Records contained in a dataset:
________________________

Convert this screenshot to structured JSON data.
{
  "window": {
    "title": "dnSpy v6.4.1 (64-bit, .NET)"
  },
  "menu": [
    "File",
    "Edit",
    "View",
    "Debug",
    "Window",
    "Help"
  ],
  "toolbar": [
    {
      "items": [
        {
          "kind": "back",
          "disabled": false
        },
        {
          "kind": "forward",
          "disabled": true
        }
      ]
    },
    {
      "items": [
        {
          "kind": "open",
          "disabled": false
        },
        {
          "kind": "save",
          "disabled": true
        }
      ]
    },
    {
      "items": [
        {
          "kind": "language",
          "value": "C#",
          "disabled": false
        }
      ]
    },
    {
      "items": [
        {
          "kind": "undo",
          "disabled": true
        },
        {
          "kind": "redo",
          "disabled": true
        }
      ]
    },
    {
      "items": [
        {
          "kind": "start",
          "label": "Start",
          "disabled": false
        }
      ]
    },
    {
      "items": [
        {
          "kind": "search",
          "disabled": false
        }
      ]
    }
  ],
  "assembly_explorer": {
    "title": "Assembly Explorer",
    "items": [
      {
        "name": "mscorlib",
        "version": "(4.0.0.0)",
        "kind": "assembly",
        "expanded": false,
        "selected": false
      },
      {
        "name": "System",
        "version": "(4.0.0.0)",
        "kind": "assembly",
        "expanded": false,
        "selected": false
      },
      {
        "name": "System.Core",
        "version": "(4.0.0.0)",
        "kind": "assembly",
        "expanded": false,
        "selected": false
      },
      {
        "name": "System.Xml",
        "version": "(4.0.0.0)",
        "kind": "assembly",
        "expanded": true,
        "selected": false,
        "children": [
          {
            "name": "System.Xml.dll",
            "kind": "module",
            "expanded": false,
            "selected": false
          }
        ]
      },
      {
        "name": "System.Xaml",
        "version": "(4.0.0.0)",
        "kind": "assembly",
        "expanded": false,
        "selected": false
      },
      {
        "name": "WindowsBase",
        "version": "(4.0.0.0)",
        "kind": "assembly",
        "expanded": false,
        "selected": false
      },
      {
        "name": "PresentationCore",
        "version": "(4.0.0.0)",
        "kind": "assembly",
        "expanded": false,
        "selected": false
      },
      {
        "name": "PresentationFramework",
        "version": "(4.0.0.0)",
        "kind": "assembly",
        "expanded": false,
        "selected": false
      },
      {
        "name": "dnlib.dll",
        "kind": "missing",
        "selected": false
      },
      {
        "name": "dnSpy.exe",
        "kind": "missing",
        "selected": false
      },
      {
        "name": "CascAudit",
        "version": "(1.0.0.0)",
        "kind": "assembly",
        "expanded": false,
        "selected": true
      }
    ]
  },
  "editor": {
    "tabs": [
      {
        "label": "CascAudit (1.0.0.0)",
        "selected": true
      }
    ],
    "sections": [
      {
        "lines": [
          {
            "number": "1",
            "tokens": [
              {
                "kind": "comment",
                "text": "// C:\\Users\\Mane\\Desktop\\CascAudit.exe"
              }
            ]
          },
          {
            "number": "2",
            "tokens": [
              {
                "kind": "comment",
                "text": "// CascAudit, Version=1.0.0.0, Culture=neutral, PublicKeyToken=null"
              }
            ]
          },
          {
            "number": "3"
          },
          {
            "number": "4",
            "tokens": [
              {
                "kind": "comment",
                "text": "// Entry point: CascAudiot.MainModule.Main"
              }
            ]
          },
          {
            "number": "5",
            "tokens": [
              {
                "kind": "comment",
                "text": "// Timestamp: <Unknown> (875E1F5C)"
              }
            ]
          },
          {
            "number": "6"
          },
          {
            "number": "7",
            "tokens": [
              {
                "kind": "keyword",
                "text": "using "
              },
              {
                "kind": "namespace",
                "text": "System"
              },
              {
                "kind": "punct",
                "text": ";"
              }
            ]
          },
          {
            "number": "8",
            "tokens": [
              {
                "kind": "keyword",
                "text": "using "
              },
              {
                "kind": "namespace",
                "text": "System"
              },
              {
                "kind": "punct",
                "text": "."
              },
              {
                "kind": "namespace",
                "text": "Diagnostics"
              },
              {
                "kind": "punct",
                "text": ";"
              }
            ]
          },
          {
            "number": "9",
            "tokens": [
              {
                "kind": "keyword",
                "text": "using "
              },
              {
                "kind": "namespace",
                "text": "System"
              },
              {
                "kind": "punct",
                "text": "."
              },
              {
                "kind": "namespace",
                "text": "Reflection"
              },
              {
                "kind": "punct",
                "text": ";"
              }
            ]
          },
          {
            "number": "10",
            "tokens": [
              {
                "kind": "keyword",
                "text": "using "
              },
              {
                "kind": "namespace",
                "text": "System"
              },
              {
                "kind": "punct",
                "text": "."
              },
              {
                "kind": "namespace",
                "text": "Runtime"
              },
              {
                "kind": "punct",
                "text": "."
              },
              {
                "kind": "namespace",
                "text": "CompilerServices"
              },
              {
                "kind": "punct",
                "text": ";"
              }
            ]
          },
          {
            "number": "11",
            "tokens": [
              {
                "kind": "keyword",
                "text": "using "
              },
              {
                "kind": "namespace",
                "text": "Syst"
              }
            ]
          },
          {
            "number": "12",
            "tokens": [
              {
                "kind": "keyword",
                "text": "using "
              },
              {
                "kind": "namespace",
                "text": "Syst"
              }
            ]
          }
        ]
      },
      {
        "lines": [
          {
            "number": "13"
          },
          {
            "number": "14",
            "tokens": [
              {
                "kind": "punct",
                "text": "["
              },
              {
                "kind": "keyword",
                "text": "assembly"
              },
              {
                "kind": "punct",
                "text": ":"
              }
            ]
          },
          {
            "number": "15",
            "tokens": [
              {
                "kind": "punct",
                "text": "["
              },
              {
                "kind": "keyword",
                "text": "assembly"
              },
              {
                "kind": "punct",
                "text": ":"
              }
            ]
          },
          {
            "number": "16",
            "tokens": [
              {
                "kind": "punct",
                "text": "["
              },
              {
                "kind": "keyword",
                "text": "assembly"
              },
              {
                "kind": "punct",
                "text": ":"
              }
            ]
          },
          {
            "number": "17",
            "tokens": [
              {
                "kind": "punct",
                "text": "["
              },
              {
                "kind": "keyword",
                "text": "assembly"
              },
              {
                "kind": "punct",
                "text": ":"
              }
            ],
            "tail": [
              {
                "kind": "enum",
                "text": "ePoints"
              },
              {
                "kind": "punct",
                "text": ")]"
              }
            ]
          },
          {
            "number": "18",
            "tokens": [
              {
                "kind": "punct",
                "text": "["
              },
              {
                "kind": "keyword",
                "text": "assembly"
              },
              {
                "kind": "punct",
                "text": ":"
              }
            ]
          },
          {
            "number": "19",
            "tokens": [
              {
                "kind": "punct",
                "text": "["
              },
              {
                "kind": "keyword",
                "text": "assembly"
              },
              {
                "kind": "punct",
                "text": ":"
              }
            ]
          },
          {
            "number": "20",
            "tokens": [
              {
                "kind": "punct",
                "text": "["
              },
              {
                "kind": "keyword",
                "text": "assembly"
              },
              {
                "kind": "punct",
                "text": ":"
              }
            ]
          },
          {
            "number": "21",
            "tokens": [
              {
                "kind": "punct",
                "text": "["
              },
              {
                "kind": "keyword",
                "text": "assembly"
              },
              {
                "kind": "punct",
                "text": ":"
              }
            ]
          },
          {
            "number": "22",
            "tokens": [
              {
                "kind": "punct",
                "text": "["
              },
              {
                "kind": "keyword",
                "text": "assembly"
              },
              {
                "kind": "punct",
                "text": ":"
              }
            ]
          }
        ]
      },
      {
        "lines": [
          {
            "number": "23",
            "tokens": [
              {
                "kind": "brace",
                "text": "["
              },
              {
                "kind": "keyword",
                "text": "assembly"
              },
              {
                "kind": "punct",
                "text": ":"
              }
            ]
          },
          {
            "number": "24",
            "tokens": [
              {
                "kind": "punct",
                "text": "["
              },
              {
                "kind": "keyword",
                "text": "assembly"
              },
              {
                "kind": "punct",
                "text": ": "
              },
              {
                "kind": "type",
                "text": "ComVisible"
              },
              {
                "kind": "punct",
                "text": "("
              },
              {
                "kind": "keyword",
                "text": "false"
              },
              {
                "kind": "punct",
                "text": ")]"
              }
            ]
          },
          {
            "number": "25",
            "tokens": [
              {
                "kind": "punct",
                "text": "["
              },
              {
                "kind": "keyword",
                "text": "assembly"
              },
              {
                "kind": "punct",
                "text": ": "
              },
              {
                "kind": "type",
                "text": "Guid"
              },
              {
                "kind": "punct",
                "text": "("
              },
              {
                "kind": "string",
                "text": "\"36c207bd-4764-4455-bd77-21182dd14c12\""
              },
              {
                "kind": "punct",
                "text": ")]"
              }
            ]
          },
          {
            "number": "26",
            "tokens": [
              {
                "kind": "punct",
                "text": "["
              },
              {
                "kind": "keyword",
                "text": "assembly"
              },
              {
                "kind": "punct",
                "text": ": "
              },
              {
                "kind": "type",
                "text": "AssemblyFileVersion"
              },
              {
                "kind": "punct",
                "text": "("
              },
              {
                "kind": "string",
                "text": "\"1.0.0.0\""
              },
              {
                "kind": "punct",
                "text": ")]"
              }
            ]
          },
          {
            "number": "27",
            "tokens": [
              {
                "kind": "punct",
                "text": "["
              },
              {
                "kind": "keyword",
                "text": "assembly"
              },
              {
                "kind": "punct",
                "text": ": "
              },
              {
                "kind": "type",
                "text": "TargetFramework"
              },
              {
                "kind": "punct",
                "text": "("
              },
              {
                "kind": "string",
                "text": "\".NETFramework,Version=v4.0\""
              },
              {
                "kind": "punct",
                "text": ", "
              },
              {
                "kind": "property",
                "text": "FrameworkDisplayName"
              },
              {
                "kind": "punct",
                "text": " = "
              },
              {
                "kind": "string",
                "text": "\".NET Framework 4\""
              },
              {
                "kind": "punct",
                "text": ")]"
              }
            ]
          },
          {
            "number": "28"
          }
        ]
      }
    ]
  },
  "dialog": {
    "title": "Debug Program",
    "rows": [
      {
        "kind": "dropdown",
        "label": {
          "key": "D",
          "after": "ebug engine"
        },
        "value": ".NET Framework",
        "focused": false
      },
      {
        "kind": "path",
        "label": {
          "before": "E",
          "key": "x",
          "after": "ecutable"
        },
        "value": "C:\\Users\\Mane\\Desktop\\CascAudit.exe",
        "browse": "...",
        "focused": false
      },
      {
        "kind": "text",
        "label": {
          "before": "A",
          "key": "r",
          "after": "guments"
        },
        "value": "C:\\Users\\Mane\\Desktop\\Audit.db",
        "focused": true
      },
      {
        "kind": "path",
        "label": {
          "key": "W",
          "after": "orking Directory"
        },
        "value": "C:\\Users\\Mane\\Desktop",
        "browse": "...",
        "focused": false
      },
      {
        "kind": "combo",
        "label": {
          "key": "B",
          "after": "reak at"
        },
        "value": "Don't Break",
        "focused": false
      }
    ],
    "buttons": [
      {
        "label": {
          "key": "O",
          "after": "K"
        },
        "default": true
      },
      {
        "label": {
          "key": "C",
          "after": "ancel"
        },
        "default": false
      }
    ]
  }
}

________________________

Go through the listing above and return every line where the word "dnSpy" occurs.

    "title": "dnSpy v6.4.1 (64-bit, .NET)"
        "name": "dnSpy.exe",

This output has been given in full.